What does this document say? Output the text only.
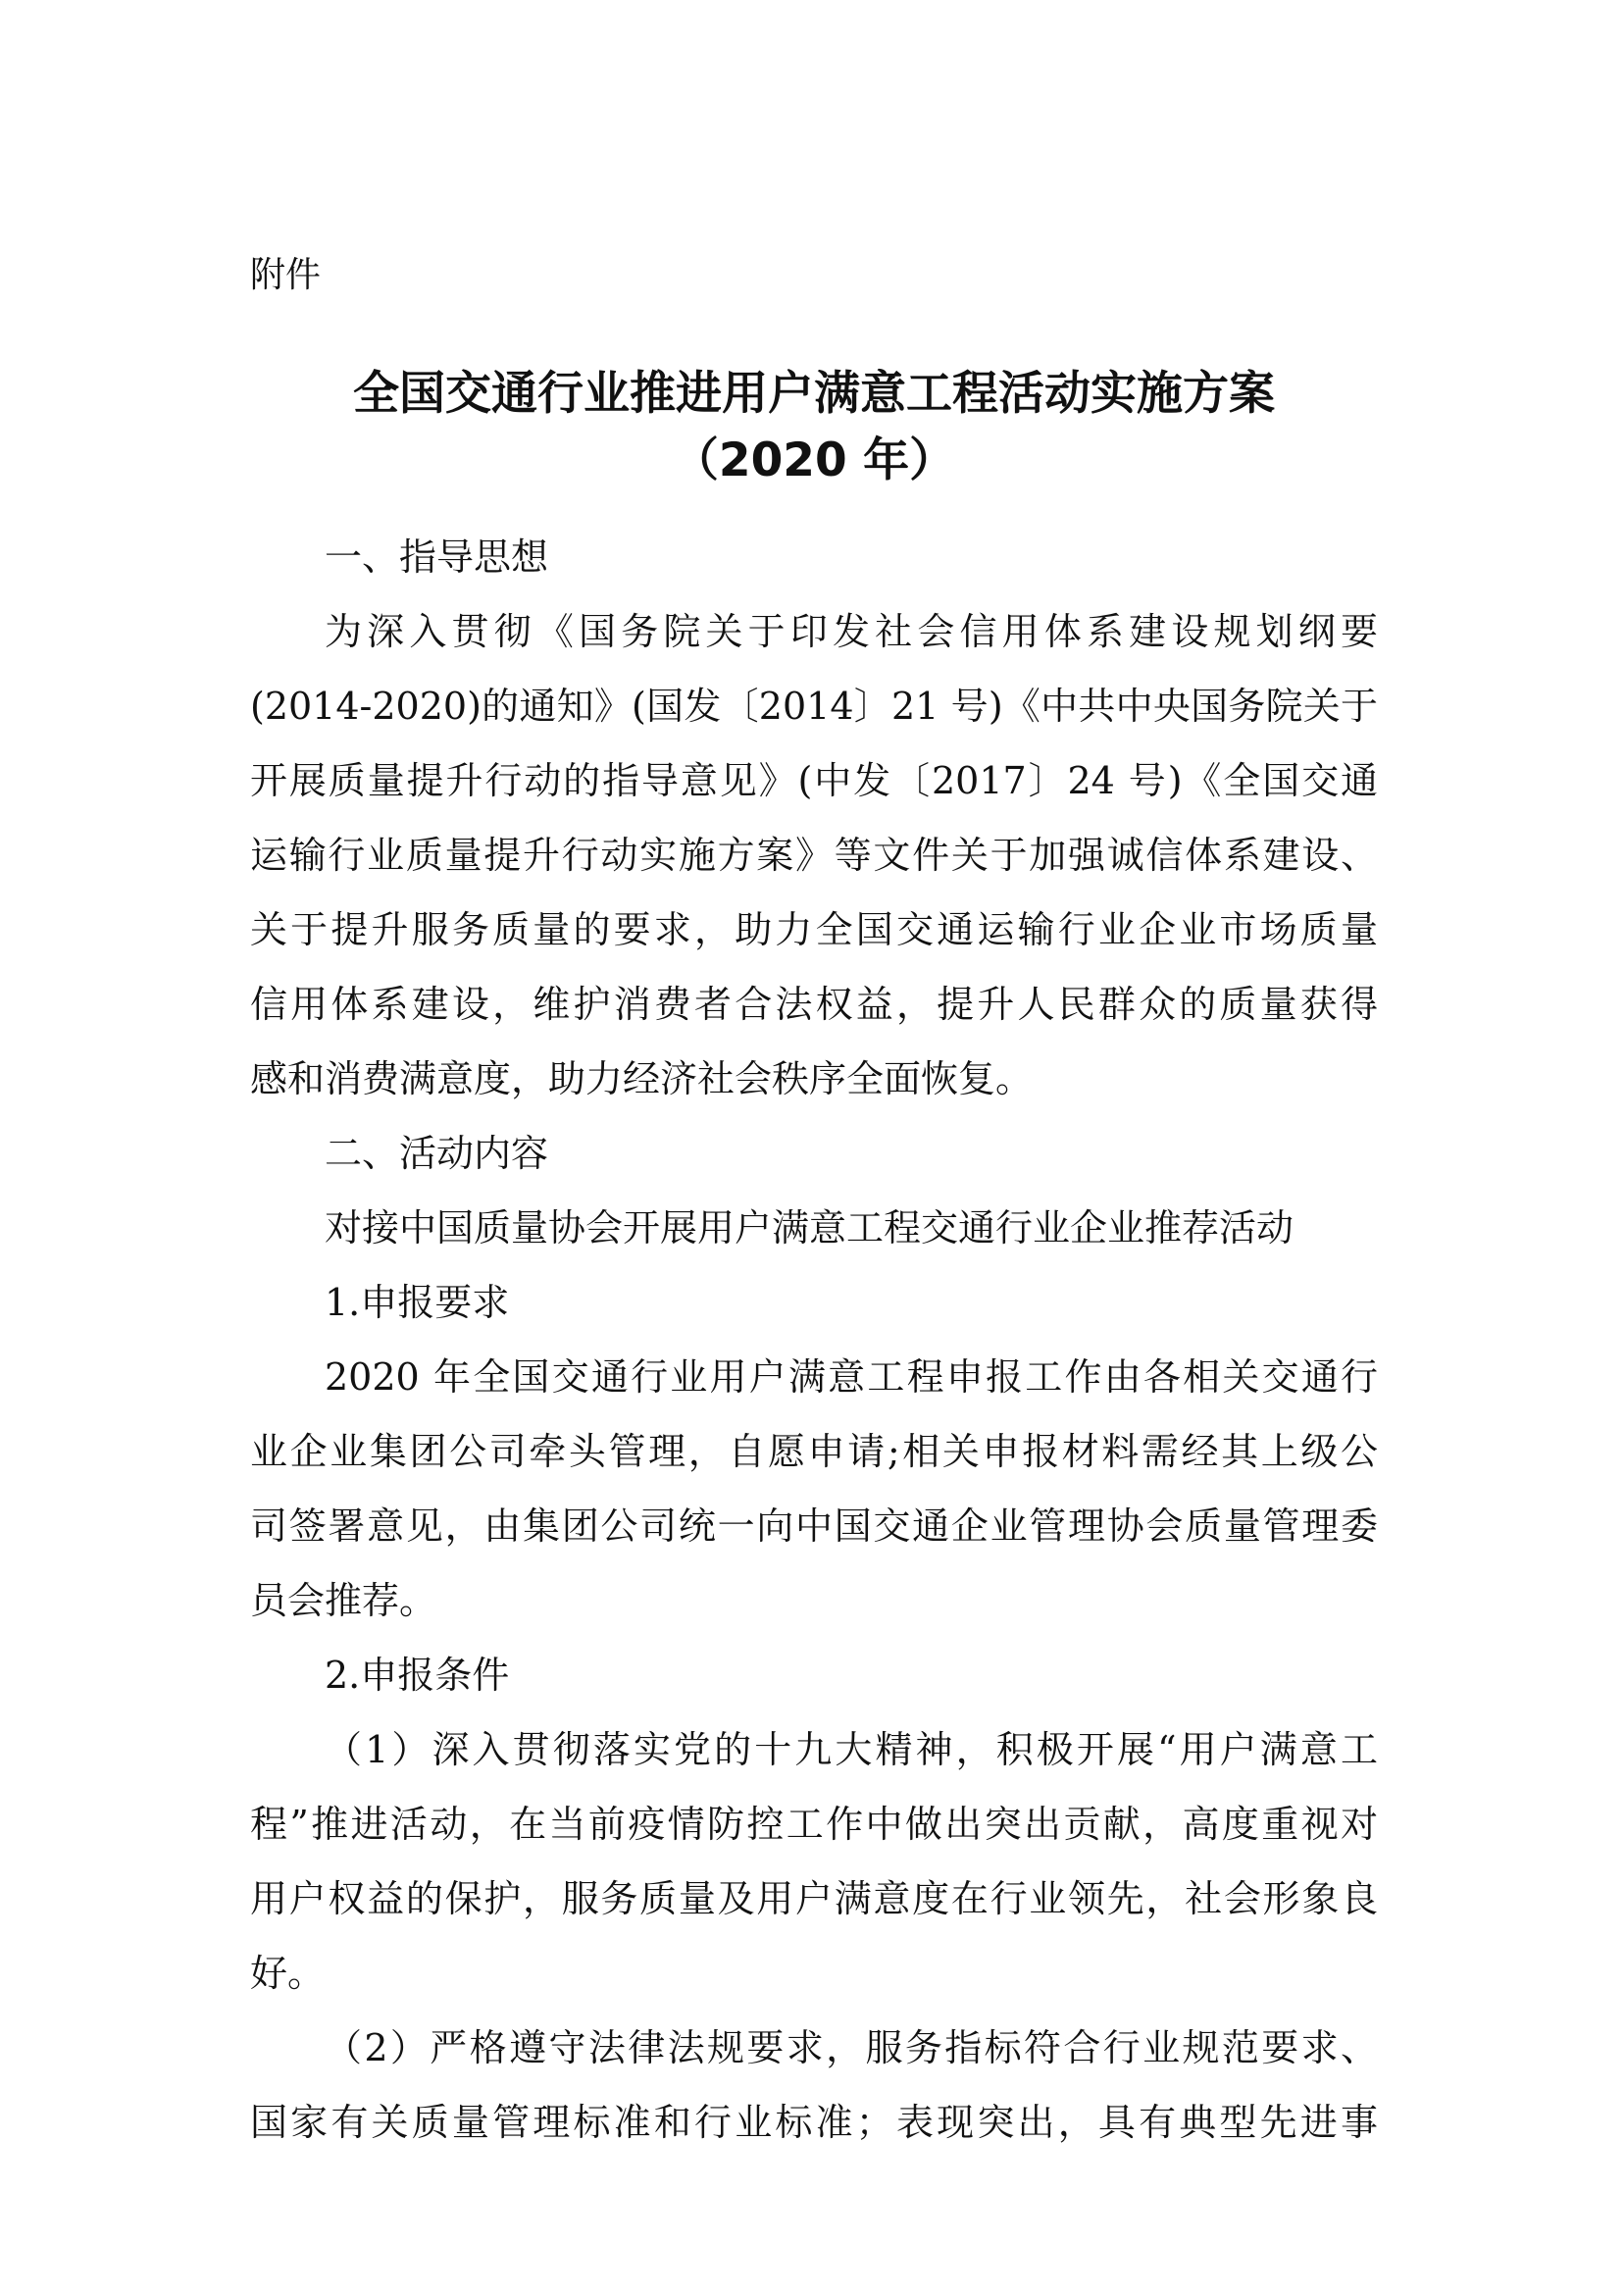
附件
全国交通行业推进用户满意工程活动实施方案
（2020 年）
一、指导思想
为深入贯彻《国务院关于印发社会信用体系建设规划纲要
(2014-2020)的通知》(国发〔2014〕21 号)《中共中央国务院关于
开展质量提升行动的指导意见》(中发〔2017〕24 号)《全国交通
运输行业质量提升行动实施方案》等文件关于加强诚信体系建设、
关于提升服务质量的要求，助力全国交通运输行业企业市场质量
信用体系建设，维护消费者合法权益，提升人民群众的质量获得
感和消费满意度，助力经济社会秩序全面恢复。
二、活动内容
对接中国质量协会开展用户满意工程交通行业企业推荐活动
1.申报要求
2020 年全国交通行业用户满意工程申报工作由各相关交通行
业企业集团公司牵头管理，自愿申请;相关申报材料需经其上级公
司签署意见，由集团公司统一向中国交通企业管理协会质量管理委
员会推荐。
2.申报条件
（1）深入贯彻落实党的十九大精神，积极开展“用户满意工
程”推进活动，在当前疫情防控工作中做出突出贡献，高度重视对
用户权益的保护，服务质量及用户满意度在行业领先，社会形象良
好。
（2）严格遵守法律法规要求，服务指标符合行业规范要求、
国家有关质量管理标准和行业标准；表现突出，具有典型先进事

--- --- ---

## WHAT THE TASK REQUIRES
Go through the listing above and write it out again exactly, dropping the pictures.

## SOLUTION TO THIS TASK
What does this document say? Output the text only.
附件
全国交通行业推进用户满意工程活动实施方案
（2020 年）
一、指导思想
为深入贯彻《国务院关于印发社会信用体系建设规划纲要
(2014-2020)的通知》(国发〔2014〕21 号)《中共中央国务院关于
开展质量提升行动的指导意见》(中发〔2017〕24 号)《全国交通
运输行业质量提升行动实施方案》等文件关于加强诚信体系建设、
关于提升服务质量的要求，助力全国交通运输行业企业市场质量
信用体系建设，维护消费者合法权益，提升人民群众的质量获得
感和消费满意度，助力经济社会秩序全面恢复。
二、活动内容
对接中国质量协会开展用户满意工程交通行业企业推荐活动
1.申报要求
2020 年全国交通行业用户满意工程申报工作由各相关交通行
业企业集团公司牵头管理，自愿申请;相关申报材料需经其上级公
司签署意见，由集团公司统一向中国交通企业管理协会质量管理委
员会推荐。
2.申报条件
（1）深入贯彻落实党的十九大精神，积极开展“用户满意工
程”推进活动，在当前疫情防控工作中做出突出贡献，高度重视对
用户权益的保护，服务质量及用户满意度在行业领先，社会形象良
好。
（2）严格遵守法律法规要求，服务指标符合行业规范要求、
国家有关质量管理标准和行业标准；表现突出，具有典型先进事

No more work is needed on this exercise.